··· Materials provided ···

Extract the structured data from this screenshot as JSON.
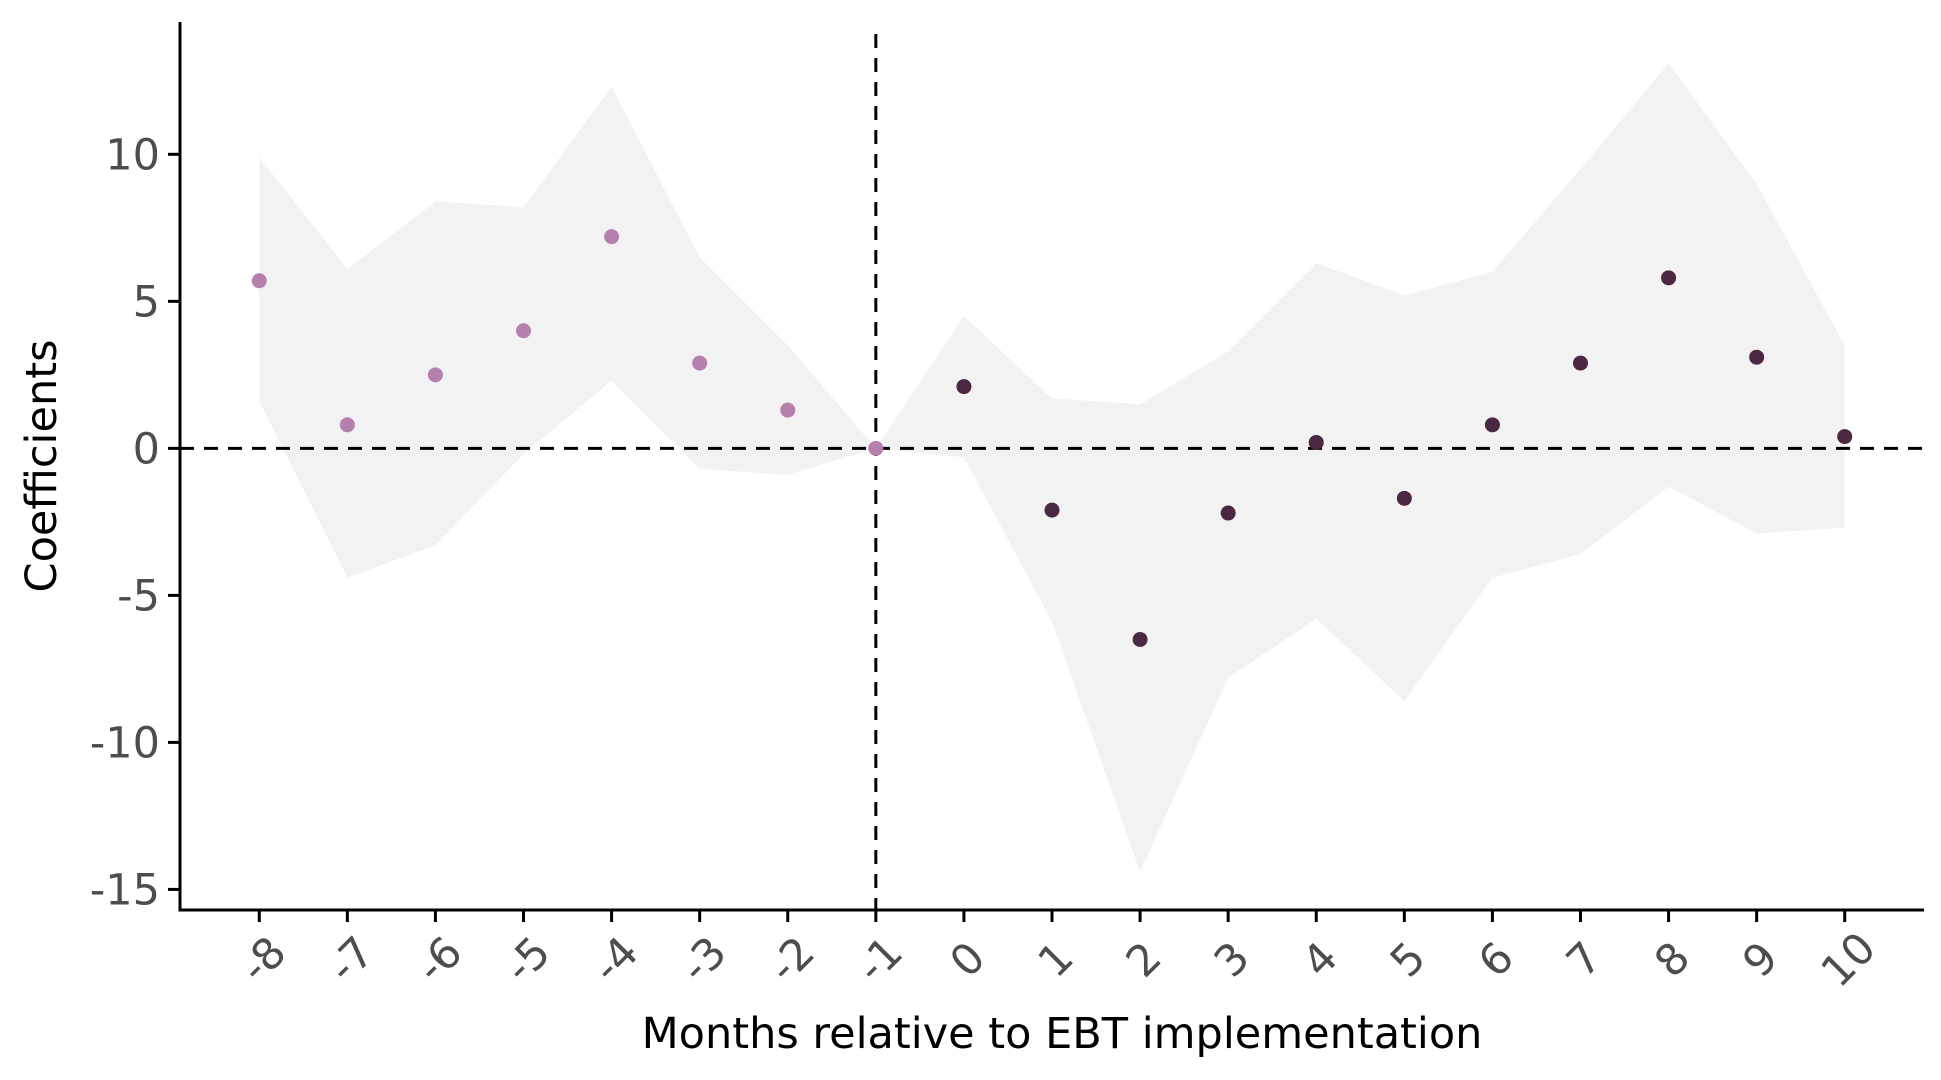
{
  "chart_data": {
    "type": "scatter",
    "title": "",
    "xlabel": "Months relative to EBT implementation",
    "ylabel": "Coefficients",
    "x": [
      -8,
      -7,
      -6,
      -5,
      -4,
      -3,
      -2,
      -1,
      0,
      1,
      2,
      3,
      4,
      5,
      6,
      7,
      8,
      9,
      10
    ],
    "x_tick_labels": [
      "-8",
      "-7",
      "-6",
      "-5",
      "-4",
      "-3",
      "-2",
      "-1",
      "0",
      "1",
      "2",
      "3",
      "4",
      "5",
      "6",
      "7",
      "8",
      "9",
      "10"
    ],
    "y_ticks": [
      10,
      5,
      0,
      -5,
      -10,
      -15
    ],
    "y_tick_labels": [
      "10",
      "5",
      "0",
      "-5",
      "-10",
      "-15"
    ],
    "ylim": [
      -15.7,
      14.5
    ],
    "series": [
      {
        "group": "pre",
        "color": "#b580ac",
        "x": [
          -8,
          -7,
          -6,
          -5,
          -4,
          -3,
          -2,
          -1
        ],
        "y": [
          5.7,
          0.8,
          2.5,
          4.0,
          7.2,
          2.9,
          1.3,
          0.0
        ]
      },
      {
        "group": "post",
        "color": "#4a2842",
        "x": [
          0,
          1,
          2,
          3,
          4,
          5,
          6,
          7,
          8,
          9,
          10
        ],
        "y": [
          2.1,
          -2.1,
          -6.5,
          -2.2,
          0.2,
          -1.7,
          0.8,
          2.9,
          5.8,
          3.1,
          0.4
        ]
      }
    ],
    "confidence_band": {
      "color": "#f2f2f2",
      "x": [
        -8,
        -7,
        -6,
        -5,
        -4,
        -3,
        -2,
        -1,
        0,
        1,
        2,
        3,
        4,
        5,
        6,
        7,
        8,
        9,
        10
      ],
      "upper": [
        9.9,
        6.1,
        8.4,
        8.2,
        12.3,
        6.5,
        3.5,
        0.0,
        4.5,
        1.7,
        1.5,
        3.3,
        6.3,
        5.2,
        6.0,
        9.5,
        13.1,
        9.0,
        3.5
      ],
      "lower": [
        1.6,
        -4.4,
        -3.3,
        -0.2,
        2.3,
        -0.7,
        -0.9,
        0.0,
        -0.3,
        -5.9,
        -14.4,
        -7.8,
        -5.8,
        -8.6,
        -4.4,
        -3.6,
        -1.3,
        -2.9,
        -2.7
      ]
    },
    "reference_lines": {
      "horizontal_y": 0,
      "vertical_x": -1,
      "style": "dashed"
    },
    "grid": false,
    "legend": "none"
  }
}
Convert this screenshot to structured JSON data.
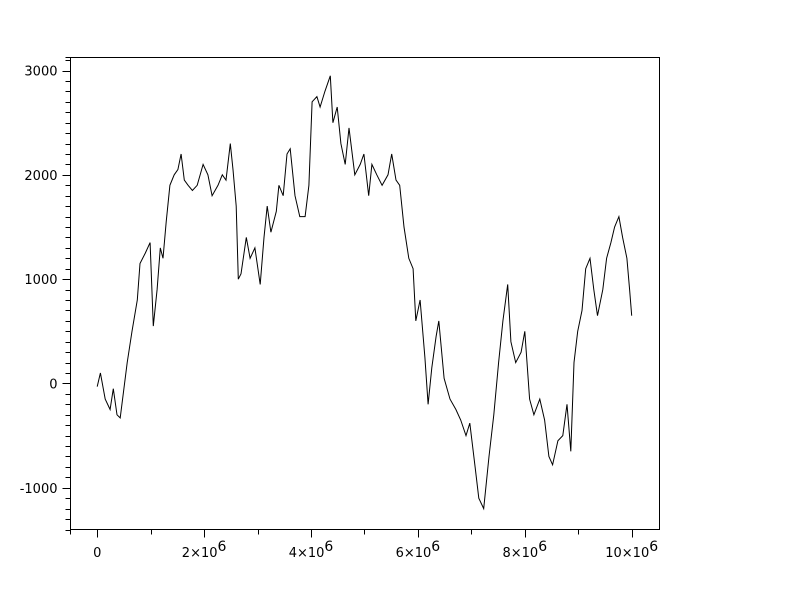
{
  "chart_data": {
    "type": "line",
    "title": "",
    "xlabel": "",
    "ylabel": "",
    "xlim": [
      -500000,
      10520000
    ],
    "ylim": [
      -1400,
      3125
    ],
    "grid": false,
    "line_color": "#000000",
    "x_ticks": [
      {
        "value": 0,
        "label": "0",
        "exp": ""
      },
      {
        "value": 2000000,
        "label": "2×10",
        "exp": "6"
      },
      {
        "value": 4000000,
        "label": "4×10",
        "exp": "6"
      },
      {
        "value": 6000000,
        "label": "6×10",
        "exp": "6"
      },
      {
        "value": 8000000,
        "label": "8×10",
        "exp": "6"
      },
      {
        "value": 10000000,
        "label": "10×10",
        "exp": "6"
      }
    ],
    "y_ticks": [
      {
        "value": -1000,
        "label": "-1000"
      },
      {
        "value": 0,
        "label": "0"
      },
      {
        "value": 1000,
        "label": "1000"
      },
      {
        "value": 2000,
        "label": "2000"
      },
      {
        "value": 3000,
        "label": "3000"
      }
    ],
    "series": [
      {
        "points": [
          [
            0,
            -30
          ],
          [
            60000,
            100
          ],
          [
            150000,
            -150
          ],
          [
            240000,
            -250
          ],
          [
            300000,
            -50
          ],
          [
            370000,
            -300
          ],
          [
            430000,
            -330
          ],
          [
            500000,
            -50
          ],
          [
            560000,
            200
          ],
          [
            650000,
            500
          ],
          [
            750000,
            800
          ],
          [
            800000,
            1150
          ],
          [
            900000,
            1250
          ],
          [
            990000,
            1350
          ],
          [
            1050000,
            550
          ],
          [
            1120000,
            900
          ],
          [
            1180000,
            1300
          ],
          [
            1230000,
            1200
          ],
          [
            1290000,
            1550
          ],
          [
            1360000,
            1900
          ],
          [
            1440000,
            2000
          ],
          [
            1510000,
            2050
          ],
          [
            1570000,
            2200
          ],
          [
            1630000,
            1950
          ],
          [
            1700000,
            1900
          ],
          [
            1780000,
            1850
          ],
          [
            1870000,
            1900
          ],
          [
            1980000,
            2100
          ],
          [
            2070000,
            2000
          ],
          [
            2150000,
            1800
          ],
          [
            2260000,
            1900
          ],
          [
            2340000,
            2000
          ],
          [
            2410000,
            1950
          ],
          [
            2490000,
            2300
          ],
          [
            2540000,
            2050
          ],
          [
            2600000,
            1700
          ],
          [
            2640000,
            1000
          ],
          [
            2690000,
            1050
          ],
          [
            2790000,
            1400
          ],
          [
            2860000,
            1200
          ],
          [
            2950000,
            1300
          ],
          [
            3050000,
            950
          ],
          [
            3120000,
            1400
          ],
          [
            3180000,
            1700
          ],
          [
            3250000,
            1450
          ],
          [
            3350000,
            1650
          ],
          [
            3400000,
            1900
          ],
          [
            3480000,
            1800
          ],
          [
            3550000,
            2200
          ],
          [
            3610000,
            2250
          ],
          [
            3700000,
            1800
          ],
          [
            3790000,
            1600
          ],
          [
            3890000,
            1600
          ],
          [
            3960000,
            1900
          ],
          [
            4020000,
            2700
          ],
          [
            4110000,
            2750
          ],
          [
            4170000,
            2650
          ],
          [
            4260000,
            2800
          ],
          [
            4360000,
            2950
          ],
          [
            4410000,
            2500
          ],
          [
            4490000,
            2650
          ],
          [
            4560000,
            2300
          ],
          [
            4640000,
            2100
          ],
          [
            4710000,
            2450
          ],
          [
            4820000,
            2000
          ],
          [
            4920000,
            2100
          ],
          [
            4990000,
            2200
          ],
          [
            5080000,
            1800
          ],
          [
            5140000,
            2100
          ],
          [
            5230000,
            2000
          ],
          [
            5330000,
            1900
          ],
          [
            5440000,
            2000
          ],
          [
            5510000,
            2200
          ],
          [
            5590000,
            1950
          ],
          [
            5660000,
            1900
          ],
          [
            5740000,
            1500
          ],
          [
            5830000,
            1200
          ],
          [
            5910000,
            1100
          ],
          [
            5960000,
            600
          ],
          [
            6040000,
            800
          ],
          [
            6130000,
            250
          ],
          [
            6190000,
            -200
          ],
          [
            6260000,
            150
          ],
          [
            6340000,
            450
          ],
          [
            6390000,
            600
          ],
          [
            6490000,
            50
          ],
          [
            6600000,
            -150
          ],
          [
            6710000,
            -250
          ],
          [
            6800000,
            -350
          ],
          [
            6900000,
            -500
          ],
          [
            6970000,
            -380
          ],
          [
            7070000,
            -800
          ],
          [
            7140000,
            -1100
          ],
          [
            7230000,
            -1200
          ],
          [
            7330000,
            -700
          ],
          [
            7420000,
            -300
          ],
          [
            7510000,
            200
          ],
          [
            7590000,
            600
          ],
          [
            7680000,
            950
          ],
          [
            7740000,
            400
          ],
          [
            7830000,
            200
          ],
          [
            7930000,
            300
          ],
          [
            8000000,
            500
          ],
          [
            8090000,
            -150
          ],
          [
            8170000,
            -300
          ],
          [
            8280000,
            -150
          ],
          [
            8370000,
            -350
          ],
          [
            8450000,
            -700
          ],
          [
            8520000,
            -780
          ],
          [
            8620000,
            -550
          ],
          [
            8710000,
            -500
          ],
          [
            8790000,
            -200
          ],
          [
            8860000,
            -650
          ],
          [
            8920000,
            200
          ],
          [
            8990000,
            500
          ],
          [
            9070000,
            700
          ],
          [
            9140000,
            1100
          ],
          [
            9220000,
            1200
          ],
          [
            9290000,
            900
          ],
          [
            9360000,
            650
          ],
          [
            9460000,
            900
          ],
          [
            9530000,
            1200
          ],
          [
            9610000,
            1350
          ],
          [
            9680000,
            1500
          ],
          [
            9760000,
            1600
          ],
          [
            9830000,
            1400
          ],
          [
            9910000,
            1200
          ],
          [
            9960000,
            900
          ],
          [
            10000000,
            650
          ]
        ]
      }
    ]
  }
}
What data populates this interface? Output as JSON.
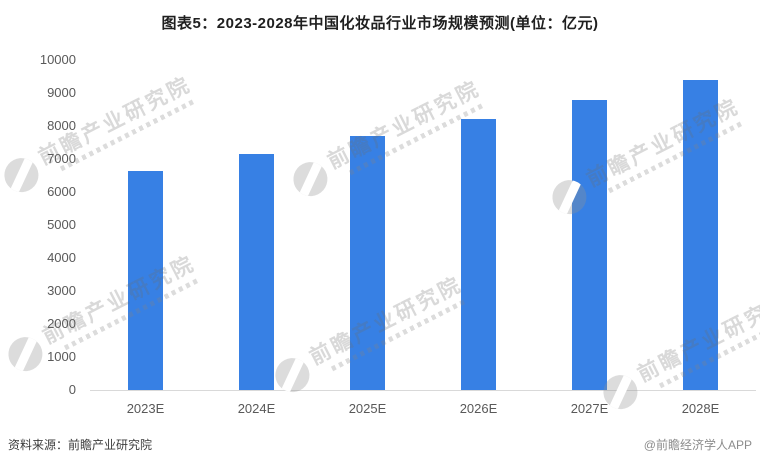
{
  "title": "图表5：2023-2028年中国化妆品行业市场规模预测(单位：亿元)",
  "chart_data": {
    "type": "bar",
    "title": "图表5：2023-2028年中国化妆品行业市场规模预测(单位：亿元)",
    "categories": [
      "2023E",
      "2024E",
      "2025E",
      "2026E",
      "2027E",
      "2028E"
    ],
    "values": [
      6650,
      7150,
      7700,
      8200,
      8800,
      9400
    ],
    "unit": "亿元",
    "xlabel": "",
    "ylabel": "",
    "ylim": [
      0,
      10000
    ],
    "yticks": [
      0,
      1000,
      2000,
      3000,
      4000,
      5000,
      6000,
      7000,
      8000,
      9000,
      10000
    ],
    "grid": false,
    "legend": false,
    "bar_color": "#3780e4"
  },
  "footer": {
    "source": "资料来源：前瞻产业研究院",
    "credit": "@前瞻经济学人APP"
  },
  "watermark": {
    "text": "前瞻产业研究院"
  },
  "colors": {
    "bar": "#3780e4",
    "title": "#1f1f1f",
    "axis_label": "#595959",
    "axis_line": "#d9d9d9",
    "source_text": "#3d3d3d",
    "credit_text": "#8c8c8c"
  }
}
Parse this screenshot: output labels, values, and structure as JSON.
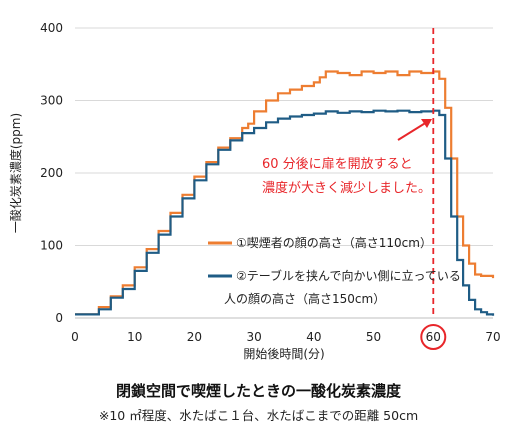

···

The lines from the one holding "What data populates" through the end of the material above are to be echoed exactly, both ends included. Do not include pictures.

What data populates this interface? Output as JSON.
{
  "title": "图表5：2023-2028年中国化妆品行业市场规模预测(单位：亿元)",
  "chart_data": {
    "type": "bar",
    "title": "图表5：2023-2028年中国化妆品行业市场规模预测(单位：亿元)",
    "categories": [
      "2023E",
      "2024E",
      "2025E",
      "2026E",
      "2027E",
      "2028E"
    ],
    "values": [
      6650,
      7150,
      7700,
      8200,
      8800,
      9400
    ],
    "unit": "亿元",
    "xlabel": "",
    "ylabel": "",
    "ylim": [
      0,
      10000
    ],
    "yticks": [
      0,
      1000,
      2000,
      3000,
      4000,
      5000,
      6000,
      7000,
      8000,
      9000,
      10000
    ],
    "grid": false,
    "legend": false,
    "bar_color": "#3780e4"
  },
  "footer": {
    "source": "资料来源：前瞻产业研究院",
    "credit": "@前瞻经济学人APP"
  },
  "watermark": {
    "text": "前瞻产业研究院"
  },
  "colors": {
    "bar": "#3780e4",
    "title": "#1f1f1f",
    "axis_label": "#595959",
    "axis_line": "#d9d9d9",
    "source_text": "#3d3d3d",
    "credit_text": "#8c8c8c"
  }
}
Parse this screenshot: output labels, values, and structure as JSON.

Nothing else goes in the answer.